Task 1: Please reproduce the passage on Kindle Unlimited payouts below from "The new system" to "over $12 a book.", word for word.
__________
I write mysteries, and I know there are some people out there who like to skip to the end before they read the rest of the book. I’m not a big pain about spoilers, but this one has never made any sense to me. I’ve heard that for some people it eases the tension, or gives you an idea if you’ll like how the book turns out before reading the whole thing, but part of being a mystery writer is trying to build tension and interest, not reduce it.

But if my book were on Kindle Unlimited, then those people who skipped to the end would be making me more money.
So here’s what happened.
Last summer Kindle Unlimited changed its rules for how it pays out to authors from the lending library fund. Prior to the change, authors were paid by the borrow (if the reader read 10%). This system resulted in a lot of short books getting paid the same as longer ones. In fact, this happened to me with my Fractals You Can Draw booklet (unintentionally I might add). I made about $0.35 for every sale, and $1.35 for every borrow.
The new system was supposed to pay you by the page read (at a rate of roughly half a cent per page). But as it turns out the system was flawed. Kindle reported the number of pages read by the farthest position in the book, not by the number of actual pages read. So if your readers skipped to the end without reading anything else, instead of counting for just 2 pages, that read counted for the whole length of the book.
Scammers naturally took advantage of this, using click-bait techniques and phonebook sized dummy books to rack up as many “pages read” as possible. In February, Amazon limited the maximum number of pages to 3000, which could still net you a little over $12 a book.
And here’s how it affects indie authors like me.
For starters the scammers are taking a big chunk out of the total lending fund, which is a fixed pool we all fight for a piece of (you can read a great analysis of this situation here). And if the scammers are top performers, they not only get the pages read, but some nice bonuses as well. And they negatively add to the reputation that all self-published books are crap.
But the other side of the coin is that Amazon’s failure to write good pages read detection code affects authors who use “scammy” techniques to provide what they think is a better reading experience.
__________
Task 2: Copy out, unchanged, the records below from the line with "Decompose this screenshot" to the line with "segment <box>1454 112 1500 225</box>", including both of those lines.
__________
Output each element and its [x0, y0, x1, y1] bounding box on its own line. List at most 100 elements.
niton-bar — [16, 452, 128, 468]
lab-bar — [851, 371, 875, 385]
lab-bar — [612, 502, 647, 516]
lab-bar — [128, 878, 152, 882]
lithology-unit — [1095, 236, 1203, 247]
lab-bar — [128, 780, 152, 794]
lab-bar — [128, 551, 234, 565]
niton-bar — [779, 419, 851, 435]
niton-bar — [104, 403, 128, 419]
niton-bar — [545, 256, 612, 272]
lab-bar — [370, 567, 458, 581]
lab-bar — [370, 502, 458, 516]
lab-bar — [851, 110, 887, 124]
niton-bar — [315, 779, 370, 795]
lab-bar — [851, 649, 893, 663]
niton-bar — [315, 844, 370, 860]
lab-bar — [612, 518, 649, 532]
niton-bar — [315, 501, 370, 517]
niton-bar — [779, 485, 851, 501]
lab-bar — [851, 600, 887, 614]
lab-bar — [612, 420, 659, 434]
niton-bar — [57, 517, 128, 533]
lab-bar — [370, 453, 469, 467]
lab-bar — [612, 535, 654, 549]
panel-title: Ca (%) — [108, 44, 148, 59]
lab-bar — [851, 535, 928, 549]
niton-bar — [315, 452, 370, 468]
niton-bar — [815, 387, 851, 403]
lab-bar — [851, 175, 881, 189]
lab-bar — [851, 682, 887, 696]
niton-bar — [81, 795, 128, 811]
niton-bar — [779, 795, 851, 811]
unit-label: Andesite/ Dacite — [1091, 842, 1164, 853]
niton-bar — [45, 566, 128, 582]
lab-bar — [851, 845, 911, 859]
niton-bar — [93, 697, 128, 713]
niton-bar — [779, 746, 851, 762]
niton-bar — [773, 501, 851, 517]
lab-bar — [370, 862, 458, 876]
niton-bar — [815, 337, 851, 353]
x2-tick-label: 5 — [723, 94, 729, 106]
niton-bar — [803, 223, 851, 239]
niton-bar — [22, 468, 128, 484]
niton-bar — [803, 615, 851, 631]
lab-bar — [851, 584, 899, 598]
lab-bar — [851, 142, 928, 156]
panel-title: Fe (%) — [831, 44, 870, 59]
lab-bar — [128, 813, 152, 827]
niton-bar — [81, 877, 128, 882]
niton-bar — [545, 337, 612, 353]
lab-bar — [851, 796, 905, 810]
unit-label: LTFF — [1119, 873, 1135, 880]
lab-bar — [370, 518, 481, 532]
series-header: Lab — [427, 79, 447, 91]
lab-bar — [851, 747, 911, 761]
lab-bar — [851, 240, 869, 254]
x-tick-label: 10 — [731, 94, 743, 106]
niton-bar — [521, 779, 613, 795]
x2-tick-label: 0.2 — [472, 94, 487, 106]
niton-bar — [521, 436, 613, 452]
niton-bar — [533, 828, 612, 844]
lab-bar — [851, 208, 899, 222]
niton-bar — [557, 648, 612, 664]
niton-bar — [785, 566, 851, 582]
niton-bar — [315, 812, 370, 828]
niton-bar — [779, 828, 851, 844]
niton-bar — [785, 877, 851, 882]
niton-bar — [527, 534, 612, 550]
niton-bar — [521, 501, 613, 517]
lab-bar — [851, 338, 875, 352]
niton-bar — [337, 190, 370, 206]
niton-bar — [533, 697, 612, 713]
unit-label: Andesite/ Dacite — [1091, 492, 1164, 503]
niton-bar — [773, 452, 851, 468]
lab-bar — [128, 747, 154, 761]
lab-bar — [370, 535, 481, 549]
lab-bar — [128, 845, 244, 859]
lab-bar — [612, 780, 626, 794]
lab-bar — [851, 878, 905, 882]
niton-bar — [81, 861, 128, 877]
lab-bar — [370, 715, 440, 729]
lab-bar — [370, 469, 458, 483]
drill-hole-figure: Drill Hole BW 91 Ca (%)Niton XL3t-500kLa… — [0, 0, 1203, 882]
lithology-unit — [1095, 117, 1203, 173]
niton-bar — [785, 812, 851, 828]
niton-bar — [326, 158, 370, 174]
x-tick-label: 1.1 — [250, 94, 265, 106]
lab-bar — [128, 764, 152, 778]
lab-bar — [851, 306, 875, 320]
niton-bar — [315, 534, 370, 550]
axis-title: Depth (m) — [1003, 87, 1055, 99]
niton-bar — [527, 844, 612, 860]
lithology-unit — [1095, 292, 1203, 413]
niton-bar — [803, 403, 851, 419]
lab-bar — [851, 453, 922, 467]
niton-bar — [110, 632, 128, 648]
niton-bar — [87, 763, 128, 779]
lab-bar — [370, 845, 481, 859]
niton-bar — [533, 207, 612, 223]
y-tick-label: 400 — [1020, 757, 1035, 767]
__________
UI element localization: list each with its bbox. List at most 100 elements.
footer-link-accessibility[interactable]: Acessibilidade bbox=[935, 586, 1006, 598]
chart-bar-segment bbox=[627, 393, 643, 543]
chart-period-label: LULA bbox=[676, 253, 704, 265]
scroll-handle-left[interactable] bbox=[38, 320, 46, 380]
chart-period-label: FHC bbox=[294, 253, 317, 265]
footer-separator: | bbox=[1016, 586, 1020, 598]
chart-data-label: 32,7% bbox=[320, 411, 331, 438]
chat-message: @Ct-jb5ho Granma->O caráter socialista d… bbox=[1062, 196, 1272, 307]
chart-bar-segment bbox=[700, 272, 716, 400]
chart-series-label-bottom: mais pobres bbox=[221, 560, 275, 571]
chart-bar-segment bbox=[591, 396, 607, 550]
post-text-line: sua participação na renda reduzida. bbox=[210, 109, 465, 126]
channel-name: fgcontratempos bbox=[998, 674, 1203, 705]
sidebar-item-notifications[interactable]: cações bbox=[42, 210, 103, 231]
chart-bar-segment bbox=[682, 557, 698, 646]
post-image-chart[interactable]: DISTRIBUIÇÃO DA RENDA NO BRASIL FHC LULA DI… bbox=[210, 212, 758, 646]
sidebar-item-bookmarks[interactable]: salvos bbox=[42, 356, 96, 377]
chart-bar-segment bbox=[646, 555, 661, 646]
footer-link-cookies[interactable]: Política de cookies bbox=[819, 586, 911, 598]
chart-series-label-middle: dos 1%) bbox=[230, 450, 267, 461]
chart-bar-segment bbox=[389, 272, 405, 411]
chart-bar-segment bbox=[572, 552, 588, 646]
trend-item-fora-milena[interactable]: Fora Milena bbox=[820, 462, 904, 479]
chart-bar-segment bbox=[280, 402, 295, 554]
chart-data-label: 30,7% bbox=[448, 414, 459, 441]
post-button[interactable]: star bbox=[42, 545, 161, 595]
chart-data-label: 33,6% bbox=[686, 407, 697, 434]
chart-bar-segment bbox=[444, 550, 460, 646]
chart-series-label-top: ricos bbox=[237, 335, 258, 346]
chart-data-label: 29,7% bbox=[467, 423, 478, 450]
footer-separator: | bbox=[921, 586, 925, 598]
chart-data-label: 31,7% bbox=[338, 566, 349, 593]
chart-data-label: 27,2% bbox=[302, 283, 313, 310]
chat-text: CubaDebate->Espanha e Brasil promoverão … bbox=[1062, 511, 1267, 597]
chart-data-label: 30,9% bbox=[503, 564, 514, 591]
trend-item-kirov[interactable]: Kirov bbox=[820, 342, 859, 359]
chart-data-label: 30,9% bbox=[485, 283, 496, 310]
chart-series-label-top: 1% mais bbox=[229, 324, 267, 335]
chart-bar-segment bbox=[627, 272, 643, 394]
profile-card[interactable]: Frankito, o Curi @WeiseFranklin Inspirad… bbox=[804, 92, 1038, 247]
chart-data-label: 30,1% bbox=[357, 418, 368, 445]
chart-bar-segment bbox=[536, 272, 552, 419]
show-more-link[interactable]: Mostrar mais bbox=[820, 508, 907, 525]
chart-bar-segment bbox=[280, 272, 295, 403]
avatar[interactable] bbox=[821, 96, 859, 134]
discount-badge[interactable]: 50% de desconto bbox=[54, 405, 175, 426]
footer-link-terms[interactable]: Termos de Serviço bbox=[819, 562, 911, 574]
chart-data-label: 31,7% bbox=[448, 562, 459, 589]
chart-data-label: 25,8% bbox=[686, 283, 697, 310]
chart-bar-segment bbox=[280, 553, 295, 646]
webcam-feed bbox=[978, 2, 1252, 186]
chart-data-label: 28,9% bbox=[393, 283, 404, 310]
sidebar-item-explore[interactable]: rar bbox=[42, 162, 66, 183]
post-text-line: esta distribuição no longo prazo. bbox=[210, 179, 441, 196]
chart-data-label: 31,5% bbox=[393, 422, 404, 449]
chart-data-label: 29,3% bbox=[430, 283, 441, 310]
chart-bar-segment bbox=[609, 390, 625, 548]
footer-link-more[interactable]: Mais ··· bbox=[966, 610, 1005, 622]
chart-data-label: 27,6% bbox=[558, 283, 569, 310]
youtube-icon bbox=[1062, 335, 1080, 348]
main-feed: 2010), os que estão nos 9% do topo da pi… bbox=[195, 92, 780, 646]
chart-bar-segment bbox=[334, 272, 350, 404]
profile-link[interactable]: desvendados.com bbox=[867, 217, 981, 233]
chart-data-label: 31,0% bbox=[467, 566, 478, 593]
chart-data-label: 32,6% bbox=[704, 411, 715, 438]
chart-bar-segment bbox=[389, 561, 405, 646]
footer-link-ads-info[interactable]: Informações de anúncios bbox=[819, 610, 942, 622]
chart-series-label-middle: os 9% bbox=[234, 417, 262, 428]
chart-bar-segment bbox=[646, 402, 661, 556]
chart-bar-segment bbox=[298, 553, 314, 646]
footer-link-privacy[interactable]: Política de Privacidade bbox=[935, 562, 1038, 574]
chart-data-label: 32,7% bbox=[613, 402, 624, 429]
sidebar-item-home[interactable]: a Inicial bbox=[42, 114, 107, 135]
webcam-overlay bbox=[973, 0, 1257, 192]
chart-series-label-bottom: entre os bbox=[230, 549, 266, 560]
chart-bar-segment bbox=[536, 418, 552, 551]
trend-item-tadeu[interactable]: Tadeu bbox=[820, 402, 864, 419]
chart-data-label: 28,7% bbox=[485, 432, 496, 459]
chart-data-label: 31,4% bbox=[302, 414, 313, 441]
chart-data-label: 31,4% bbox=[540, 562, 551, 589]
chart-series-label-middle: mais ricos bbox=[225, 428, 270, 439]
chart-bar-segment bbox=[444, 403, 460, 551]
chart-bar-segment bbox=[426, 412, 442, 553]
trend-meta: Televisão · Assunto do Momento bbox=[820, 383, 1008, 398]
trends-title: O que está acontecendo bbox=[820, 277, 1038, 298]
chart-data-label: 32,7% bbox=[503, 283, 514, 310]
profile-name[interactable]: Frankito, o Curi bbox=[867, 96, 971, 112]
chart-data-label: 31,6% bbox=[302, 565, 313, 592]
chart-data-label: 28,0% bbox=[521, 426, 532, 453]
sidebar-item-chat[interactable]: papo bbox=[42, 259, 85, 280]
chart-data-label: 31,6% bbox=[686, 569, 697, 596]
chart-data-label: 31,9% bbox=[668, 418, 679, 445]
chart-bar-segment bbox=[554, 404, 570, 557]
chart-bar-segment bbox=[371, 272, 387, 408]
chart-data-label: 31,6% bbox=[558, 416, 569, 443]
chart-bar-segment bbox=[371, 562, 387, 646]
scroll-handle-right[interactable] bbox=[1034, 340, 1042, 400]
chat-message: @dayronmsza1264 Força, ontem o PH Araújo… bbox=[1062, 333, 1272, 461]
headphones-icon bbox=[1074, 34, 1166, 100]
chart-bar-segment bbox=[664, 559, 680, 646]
__________
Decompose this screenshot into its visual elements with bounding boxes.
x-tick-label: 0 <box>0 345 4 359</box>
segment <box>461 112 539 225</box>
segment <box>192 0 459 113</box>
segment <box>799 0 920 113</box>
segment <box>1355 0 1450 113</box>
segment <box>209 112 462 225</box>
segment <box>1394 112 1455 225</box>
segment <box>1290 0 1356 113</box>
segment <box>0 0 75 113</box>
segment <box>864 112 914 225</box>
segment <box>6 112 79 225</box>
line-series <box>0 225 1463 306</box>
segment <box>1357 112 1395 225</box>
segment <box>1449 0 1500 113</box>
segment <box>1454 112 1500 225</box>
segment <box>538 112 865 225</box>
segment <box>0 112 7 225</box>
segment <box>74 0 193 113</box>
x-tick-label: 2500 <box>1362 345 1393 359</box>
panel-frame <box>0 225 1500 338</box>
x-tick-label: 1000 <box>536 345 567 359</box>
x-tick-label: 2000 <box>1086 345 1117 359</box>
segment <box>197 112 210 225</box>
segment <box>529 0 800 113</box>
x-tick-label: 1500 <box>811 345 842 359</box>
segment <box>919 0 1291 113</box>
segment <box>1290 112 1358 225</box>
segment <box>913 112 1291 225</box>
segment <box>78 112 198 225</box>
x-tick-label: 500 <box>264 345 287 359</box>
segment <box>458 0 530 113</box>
__________
Expected output 1:
The new system was supposed to pay you by the page read (at a rate of roughly half a cent per page). But as it turns out the system was flawed. Kindle reported the number of pages read by the farthest position in the book, not by the number of actual pages read. So if your readers skipped to the end without reading anything else, instead of counting for just 2 pages, that read counted for the whole length of the book.
Scammers naturally took advantage of this, using click-bait techniques and phonebook sized dummy books to rack up as many “pages read” as possible. In February, Amazon limited the maximum number of pages to 3000, which could still net you a little over $12 a book.

Expected output 2:
Decompose this screenshot into its visual elements with bounding boxes.
x-tick-label: 0 <box>0 345 4 359</box>
segment <box>461 112 539 225</box>
segment <box>192 0 459 113</box>
segment <box>799 0 920 113</box>
segment <box>1355 0 1450 113</box>
segment <box>209 112 462 225</box>
segment <box>1394 112 1455 225</box>
segment <box>1290 0 1356 113</box>
segment <box>0 0 75 113</box>
segment <box>864 112 914 225</box>
segment <box>6 112 79 225</box>
line-series <box>0 225 1463 306</box>
segment <box>1357 112 1395 225</box>
segment <box>1449 0 1500 113</box>
segment <box>1454 112 1500 225</box>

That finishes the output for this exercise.